Task requirements » Select, from the material below, each line with "this" in it.

Extracted data »
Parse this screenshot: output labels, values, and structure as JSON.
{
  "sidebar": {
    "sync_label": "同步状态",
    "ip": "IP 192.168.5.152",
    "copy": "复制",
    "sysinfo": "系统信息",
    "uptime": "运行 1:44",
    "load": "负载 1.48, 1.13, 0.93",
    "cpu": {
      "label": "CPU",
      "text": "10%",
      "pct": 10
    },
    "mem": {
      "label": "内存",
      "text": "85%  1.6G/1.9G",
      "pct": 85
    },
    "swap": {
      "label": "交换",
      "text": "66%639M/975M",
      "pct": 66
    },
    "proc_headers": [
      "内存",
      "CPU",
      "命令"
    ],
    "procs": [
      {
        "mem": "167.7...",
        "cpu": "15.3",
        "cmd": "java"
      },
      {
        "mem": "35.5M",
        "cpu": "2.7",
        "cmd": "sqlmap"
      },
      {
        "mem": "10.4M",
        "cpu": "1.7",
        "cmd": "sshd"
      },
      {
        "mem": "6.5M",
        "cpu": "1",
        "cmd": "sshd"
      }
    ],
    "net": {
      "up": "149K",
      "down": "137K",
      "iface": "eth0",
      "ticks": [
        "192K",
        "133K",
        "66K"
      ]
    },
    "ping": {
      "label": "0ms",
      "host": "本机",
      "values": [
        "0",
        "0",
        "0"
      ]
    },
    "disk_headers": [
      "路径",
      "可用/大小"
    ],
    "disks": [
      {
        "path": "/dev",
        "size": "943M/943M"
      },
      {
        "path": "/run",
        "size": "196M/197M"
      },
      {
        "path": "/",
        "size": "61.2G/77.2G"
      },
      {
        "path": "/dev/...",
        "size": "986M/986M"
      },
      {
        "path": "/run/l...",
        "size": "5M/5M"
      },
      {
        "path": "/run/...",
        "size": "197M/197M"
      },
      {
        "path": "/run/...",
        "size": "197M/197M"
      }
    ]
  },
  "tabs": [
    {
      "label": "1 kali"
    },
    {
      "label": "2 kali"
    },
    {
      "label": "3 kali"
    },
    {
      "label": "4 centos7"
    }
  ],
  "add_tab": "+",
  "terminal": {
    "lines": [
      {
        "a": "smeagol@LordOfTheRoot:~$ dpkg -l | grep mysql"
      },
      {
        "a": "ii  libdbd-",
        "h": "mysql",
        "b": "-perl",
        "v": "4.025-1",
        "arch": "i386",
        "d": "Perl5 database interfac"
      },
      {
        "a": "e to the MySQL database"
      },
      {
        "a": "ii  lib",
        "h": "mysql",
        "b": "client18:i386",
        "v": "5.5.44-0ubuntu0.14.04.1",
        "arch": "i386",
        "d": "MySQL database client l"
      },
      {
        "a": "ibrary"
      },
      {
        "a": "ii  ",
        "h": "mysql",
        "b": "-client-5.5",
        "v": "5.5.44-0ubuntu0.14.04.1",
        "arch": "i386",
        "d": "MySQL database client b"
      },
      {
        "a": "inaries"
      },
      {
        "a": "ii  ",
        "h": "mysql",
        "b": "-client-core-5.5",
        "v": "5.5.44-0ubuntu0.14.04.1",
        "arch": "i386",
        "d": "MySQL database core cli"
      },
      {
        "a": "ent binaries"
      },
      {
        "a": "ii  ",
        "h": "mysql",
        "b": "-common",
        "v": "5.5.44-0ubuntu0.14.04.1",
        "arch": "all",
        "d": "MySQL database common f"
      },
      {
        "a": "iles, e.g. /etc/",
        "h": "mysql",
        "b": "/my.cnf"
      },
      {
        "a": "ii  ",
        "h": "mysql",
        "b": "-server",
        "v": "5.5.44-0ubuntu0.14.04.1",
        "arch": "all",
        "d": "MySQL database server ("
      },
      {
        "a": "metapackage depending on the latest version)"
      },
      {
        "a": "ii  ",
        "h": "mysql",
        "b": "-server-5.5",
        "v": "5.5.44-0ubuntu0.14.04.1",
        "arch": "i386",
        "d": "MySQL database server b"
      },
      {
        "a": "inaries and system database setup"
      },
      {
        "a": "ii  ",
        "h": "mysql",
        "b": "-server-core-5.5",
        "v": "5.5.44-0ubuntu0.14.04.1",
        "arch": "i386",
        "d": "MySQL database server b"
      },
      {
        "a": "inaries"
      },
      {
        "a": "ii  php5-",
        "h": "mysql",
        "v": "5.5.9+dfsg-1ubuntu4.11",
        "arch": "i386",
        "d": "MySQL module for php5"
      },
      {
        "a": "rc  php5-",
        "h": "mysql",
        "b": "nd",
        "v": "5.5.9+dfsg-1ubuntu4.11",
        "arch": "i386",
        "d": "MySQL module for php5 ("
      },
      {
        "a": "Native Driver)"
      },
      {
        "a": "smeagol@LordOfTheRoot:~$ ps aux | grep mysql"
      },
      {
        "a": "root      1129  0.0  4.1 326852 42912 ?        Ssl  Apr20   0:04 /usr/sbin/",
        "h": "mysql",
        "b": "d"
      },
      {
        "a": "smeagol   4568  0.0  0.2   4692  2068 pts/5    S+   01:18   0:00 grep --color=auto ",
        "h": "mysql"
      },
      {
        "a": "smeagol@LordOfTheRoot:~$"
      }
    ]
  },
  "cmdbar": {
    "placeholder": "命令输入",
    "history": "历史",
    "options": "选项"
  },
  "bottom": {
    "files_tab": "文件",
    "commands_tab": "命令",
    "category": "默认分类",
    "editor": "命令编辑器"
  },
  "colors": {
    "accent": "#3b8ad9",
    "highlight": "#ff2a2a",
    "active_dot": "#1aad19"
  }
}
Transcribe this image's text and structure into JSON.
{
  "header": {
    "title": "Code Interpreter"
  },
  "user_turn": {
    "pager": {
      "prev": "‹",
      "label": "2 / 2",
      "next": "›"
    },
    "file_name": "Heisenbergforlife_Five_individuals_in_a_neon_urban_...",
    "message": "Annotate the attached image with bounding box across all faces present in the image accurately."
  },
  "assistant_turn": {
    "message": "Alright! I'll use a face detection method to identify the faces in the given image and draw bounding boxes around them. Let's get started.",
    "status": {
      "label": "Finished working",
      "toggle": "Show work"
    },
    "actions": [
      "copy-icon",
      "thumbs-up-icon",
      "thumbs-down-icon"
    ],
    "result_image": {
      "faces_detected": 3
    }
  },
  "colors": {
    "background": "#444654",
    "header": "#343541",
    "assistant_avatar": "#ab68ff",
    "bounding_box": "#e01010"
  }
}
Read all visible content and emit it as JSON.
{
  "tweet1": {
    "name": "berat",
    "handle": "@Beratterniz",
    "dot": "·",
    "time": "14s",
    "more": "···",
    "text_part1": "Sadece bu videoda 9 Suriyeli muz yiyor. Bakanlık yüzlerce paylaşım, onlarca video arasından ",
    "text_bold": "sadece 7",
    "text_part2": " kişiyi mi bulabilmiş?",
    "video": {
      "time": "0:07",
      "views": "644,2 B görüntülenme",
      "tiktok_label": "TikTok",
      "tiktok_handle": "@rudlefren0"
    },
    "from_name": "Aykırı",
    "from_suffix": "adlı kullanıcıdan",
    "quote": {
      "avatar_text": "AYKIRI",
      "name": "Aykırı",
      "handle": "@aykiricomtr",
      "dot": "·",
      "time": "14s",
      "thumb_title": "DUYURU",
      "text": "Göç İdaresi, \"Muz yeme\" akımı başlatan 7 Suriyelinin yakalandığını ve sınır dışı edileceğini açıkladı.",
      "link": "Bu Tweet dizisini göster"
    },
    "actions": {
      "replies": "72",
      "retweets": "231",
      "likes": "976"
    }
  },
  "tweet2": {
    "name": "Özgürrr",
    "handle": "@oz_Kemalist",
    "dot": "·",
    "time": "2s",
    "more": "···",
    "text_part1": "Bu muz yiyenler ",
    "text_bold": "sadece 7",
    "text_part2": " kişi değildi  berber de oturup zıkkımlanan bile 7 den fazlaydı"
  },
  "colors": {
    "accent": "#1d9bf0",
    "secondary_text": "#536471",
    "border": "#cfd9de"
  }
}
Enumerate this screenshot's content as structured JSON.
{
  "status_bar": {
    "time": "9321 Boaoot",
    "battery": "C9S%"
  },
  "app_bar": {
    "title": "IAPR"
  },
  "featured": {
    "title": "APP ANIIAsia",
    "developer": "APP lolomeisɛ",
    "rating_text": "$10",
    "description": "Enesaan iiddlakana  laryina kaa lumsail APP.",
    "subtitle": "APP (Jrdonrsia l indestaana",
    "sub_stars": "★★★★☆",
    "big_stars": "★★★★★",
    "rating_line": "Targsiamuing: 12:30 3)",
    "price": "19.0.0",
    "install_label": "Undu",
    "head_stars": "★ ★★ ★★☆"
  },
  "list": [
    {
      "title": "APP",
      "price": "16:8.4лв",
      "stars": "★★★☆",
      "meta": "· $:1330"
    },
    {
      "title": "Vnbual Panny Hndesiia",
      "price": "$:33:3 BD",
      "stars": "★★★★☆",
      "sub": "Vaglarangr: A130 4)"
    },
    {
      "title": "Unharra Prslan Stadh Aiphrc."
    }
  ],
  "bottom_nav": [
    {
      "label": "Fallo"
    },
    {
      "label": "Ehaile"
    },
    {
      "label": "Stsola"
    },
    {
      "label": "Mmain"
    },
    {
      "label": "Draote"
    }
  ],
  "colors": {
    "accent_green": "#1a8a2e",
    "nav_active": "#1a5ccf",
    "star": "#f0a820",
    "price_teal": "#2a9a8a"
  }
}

Finished task »
Parse this screenshot: output labels, values, and structure as JSON.
Transcribe this image's text and structure into JSON.
Enumerate this screenshot's content as structured JSON.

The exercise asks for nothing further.